§ **STATED EXERCISE**
Work out how many lines of the listing hold the string "original". Answer with that number alone.
========================
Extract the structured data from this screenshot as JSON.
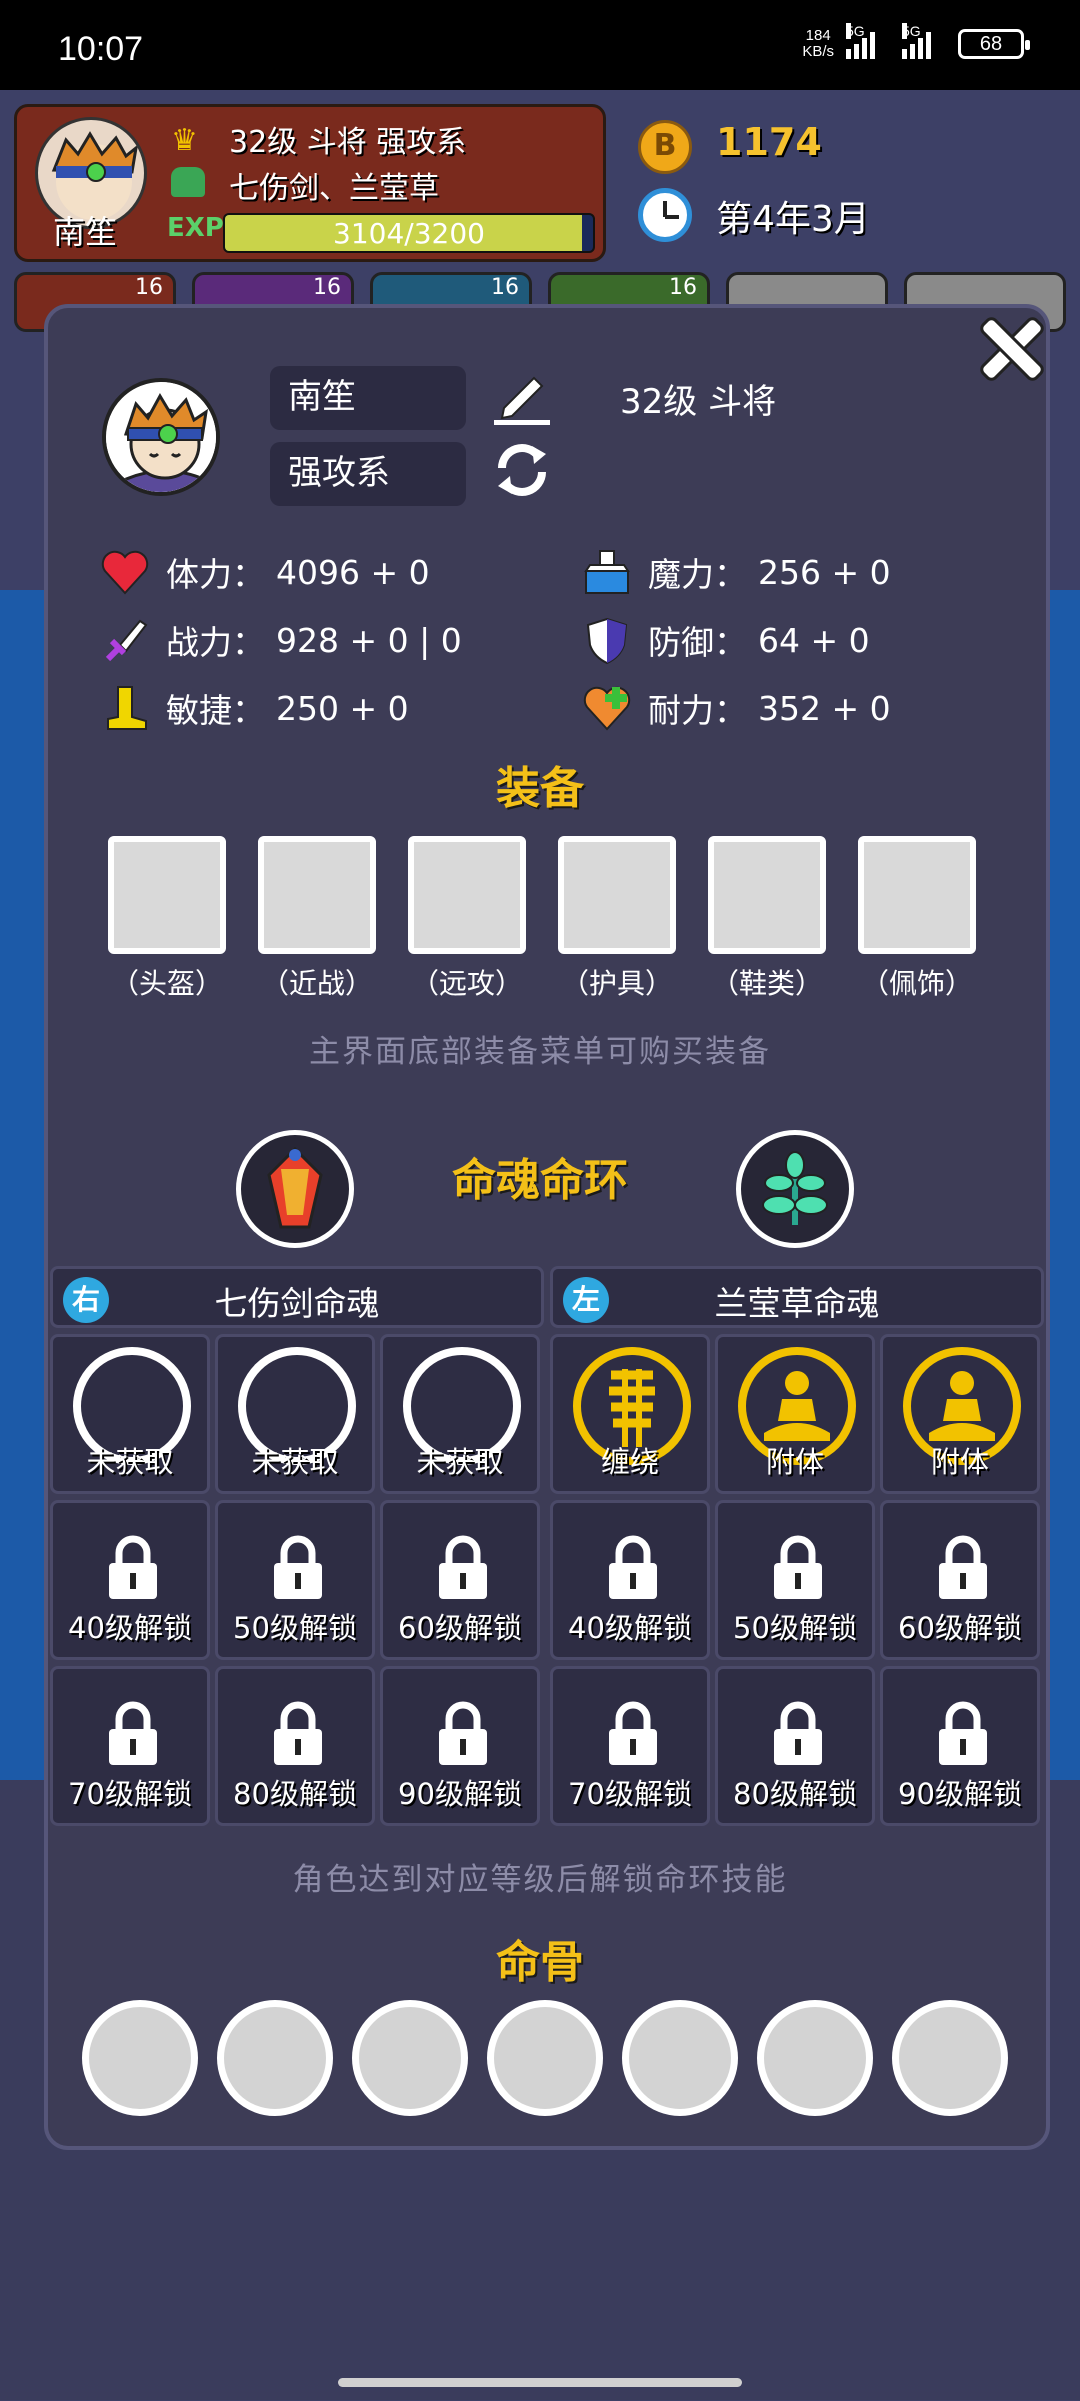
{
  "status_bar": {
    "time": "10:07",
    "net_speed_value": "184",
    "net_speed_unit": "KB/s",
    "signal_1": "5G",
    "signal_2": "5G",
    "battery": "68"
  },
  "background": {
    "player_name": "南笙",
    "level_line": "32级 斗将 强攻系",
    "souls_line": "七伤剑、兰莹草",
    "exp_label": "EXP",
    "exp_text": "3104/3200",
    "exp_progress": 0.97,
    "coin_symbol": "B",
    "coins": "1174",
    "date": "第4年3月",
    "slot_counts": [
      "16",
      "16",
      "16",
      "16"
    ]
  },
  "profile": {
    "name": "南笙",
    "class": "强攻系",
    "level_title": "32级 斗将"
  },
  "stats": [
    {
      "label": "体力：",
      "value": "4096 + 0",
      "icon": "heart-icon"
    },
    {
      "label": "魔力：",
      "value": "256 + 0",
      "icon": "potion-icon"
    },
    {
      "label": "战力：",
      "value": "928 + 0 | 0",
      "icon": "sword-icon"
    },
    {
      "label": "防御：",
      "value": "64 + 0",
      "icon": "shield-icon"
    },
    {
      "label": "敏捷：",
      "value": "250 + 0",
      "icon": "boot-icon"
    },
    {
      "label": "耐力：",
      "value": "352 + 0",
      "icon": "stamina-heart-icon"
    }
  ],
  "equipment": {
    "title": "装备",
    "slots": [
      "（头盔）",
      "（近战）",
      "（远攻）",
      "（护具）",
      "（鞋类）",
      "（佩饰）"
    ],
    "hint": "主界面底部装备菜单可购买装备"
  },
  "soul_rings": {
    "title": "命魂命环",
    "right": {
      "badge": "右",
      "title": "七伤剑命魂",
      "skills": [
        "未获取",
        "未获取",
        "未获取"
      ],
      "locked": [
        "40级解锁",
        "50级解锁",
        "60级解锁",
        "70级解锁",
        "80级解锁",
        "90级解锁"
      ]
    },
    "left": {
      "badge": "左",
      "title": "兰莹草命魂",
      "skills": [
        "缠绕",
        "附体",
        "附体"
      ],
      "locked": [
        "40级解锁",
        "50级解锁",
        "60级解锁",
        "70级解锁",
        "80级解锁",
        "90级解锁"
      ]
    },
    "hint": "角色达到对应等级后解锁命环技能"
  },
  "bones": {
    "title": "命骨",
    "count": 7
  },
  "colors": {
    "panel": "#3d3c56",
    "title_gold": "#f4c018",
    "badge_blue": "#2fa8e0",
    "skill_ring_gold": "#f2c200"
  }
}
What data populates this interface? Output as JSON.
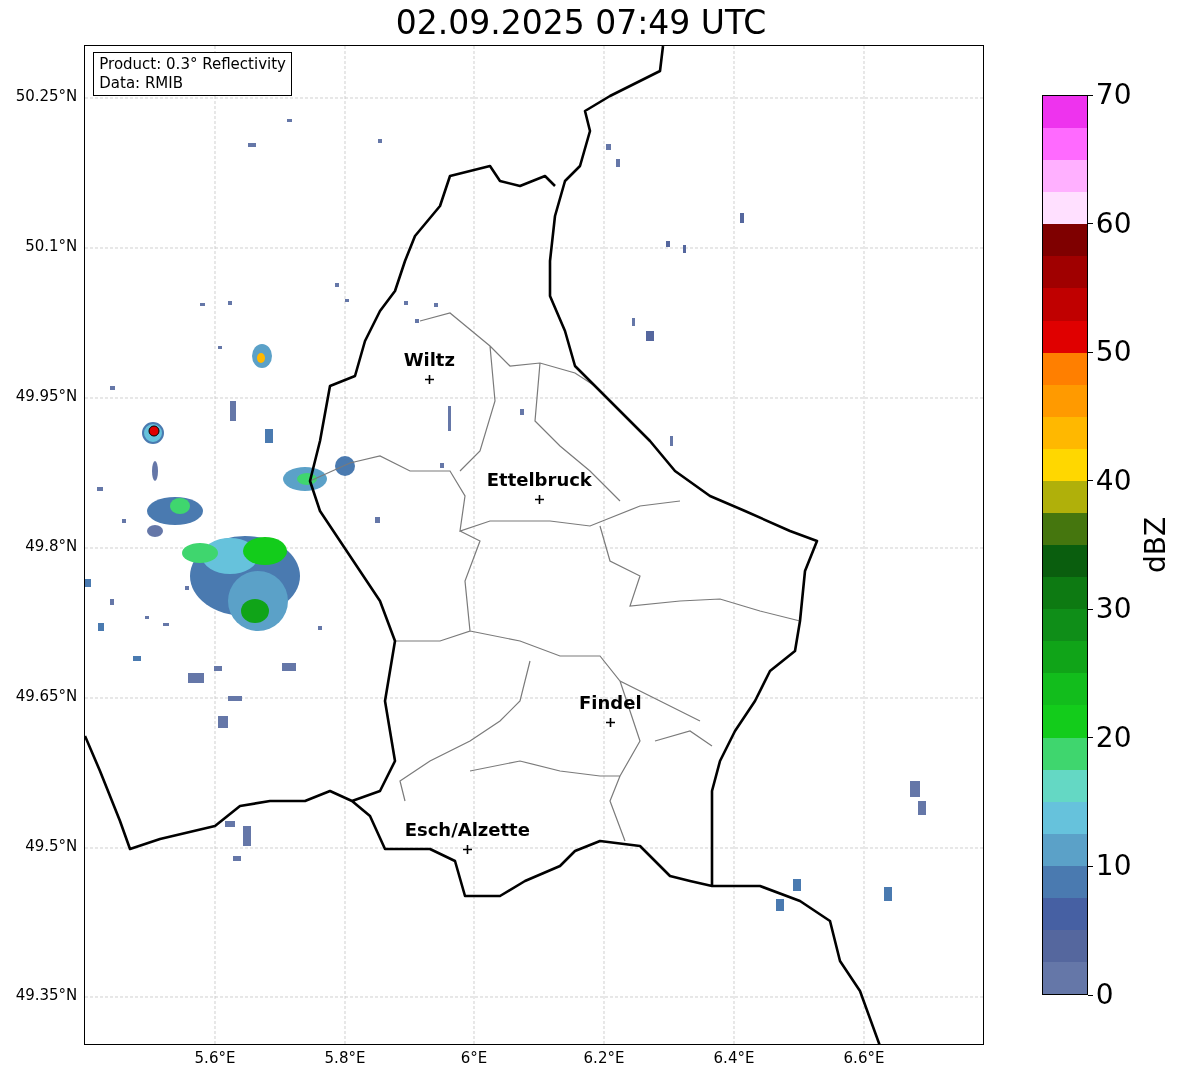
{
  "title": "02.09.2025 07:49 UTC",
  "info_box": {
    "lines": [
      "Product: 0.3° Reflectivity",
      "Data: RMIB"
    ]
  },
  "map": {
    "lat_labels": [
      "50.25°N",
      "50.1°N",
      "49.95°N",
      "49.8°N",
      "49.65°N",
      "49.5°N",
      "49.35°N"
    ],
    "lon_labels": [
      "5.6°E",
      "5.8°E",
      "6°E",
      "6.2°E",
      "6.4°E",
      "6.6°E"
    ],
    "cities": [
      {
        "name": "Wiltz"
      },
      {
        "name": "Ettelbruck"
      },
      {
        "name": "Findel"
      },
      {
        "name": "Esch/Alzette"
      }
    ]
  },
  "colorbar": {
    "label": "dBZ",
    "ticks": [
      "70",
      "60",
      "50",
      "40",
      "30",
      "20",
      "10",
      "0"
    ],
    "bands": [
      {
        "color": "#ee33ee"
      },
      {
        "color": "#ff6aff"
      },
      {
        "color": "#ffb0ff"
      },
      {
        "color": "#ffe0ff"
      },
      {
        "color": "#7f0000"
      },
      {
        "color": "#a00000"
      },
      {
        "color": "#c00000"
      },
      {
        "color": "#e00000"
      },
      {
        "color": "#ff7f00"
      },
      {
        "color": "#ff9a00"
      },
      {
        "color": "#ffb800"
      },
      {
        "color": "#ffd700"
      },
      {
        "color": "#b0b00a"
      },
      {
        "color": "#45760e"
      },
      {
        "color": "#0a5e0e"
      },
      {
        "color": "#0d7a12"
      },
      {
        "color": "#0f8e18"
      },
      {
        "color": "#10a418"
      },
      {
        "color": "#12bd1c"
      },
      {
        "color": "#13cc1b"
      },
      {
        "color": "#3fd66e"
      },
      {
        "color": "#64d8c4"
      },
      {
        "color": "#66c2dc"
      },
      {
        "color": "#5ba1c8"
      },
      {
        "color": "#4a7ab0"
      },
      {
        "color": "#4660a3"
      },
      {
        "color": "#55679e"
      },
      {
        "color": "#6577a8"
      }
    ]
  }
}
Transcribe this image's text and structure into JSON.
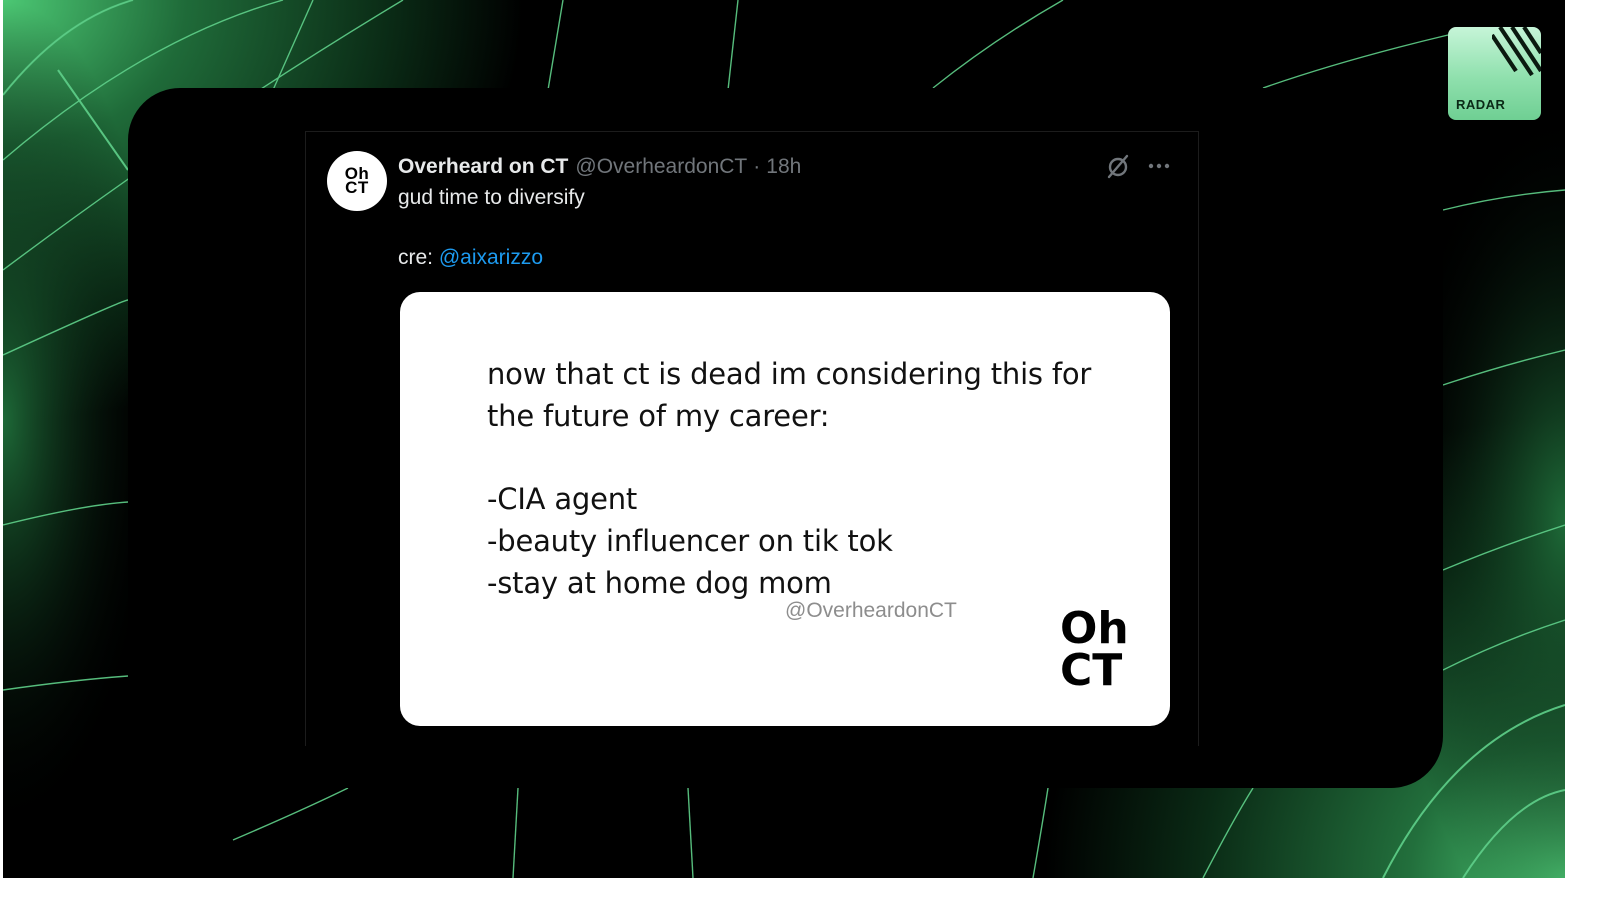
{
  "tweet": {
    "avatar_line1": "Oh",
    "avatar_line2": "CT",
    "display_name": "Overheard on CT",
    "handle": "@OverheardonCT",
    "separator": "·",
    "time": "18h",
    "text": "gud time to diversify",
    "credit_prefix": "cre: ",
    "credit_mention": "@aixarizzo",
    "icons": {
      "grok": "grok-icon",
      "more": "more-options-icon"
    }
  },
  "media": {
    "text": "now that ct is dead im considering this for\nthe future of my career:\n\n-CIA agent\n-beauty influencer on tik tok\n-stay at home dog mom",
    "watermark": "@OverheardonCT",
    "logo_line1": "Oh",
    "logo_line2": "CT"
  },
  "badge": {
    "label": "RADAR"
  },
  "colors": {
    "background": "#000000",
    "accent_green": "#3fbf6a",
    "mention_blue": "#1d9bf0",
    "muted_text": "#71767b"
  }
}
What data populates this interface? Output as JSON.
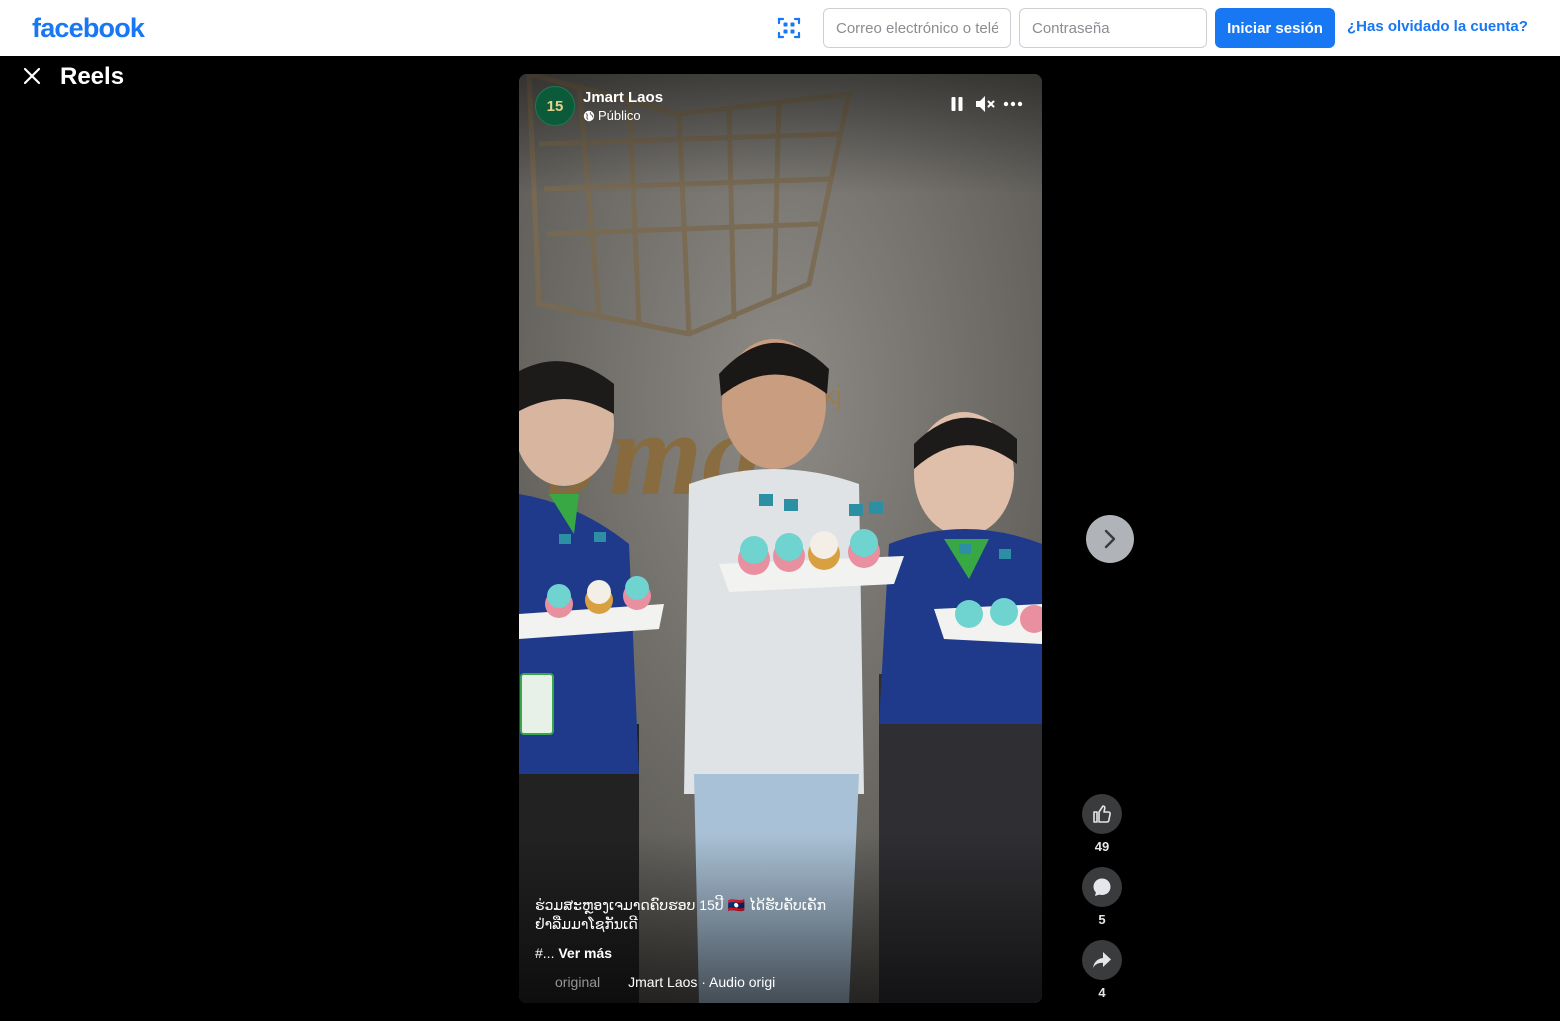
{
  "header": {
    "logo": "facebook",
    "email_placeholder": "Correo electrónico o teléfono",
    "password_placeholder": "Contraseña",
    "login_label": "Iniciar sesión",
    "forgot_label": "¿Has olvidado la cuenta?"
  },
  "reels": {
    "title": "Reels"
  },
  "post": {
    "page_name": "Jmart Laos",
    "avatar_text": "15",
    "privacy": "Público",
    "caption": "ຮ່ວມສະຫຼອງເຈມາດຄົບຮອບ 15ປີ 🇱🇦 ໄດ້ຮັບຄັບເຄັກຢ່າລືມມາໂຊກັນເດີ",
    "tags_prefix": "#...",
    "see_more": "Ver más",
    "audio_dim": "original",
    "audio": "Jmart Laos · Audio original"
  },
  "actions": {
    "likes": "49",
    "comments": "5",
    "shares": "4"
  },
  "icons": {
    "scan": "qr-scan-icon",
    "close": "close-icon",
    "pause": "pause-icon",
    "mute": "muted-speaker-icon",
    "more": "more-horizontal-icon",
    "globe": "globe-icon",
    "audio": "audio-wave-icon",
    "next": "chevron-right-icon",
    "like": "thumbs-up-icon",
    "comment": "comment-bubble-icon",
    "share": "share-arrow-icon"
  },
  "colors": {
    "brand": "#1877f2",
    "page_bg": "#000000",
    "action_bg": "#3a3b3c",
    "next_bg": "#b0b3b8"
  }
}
========================
§ **WORKED ANSWER**
2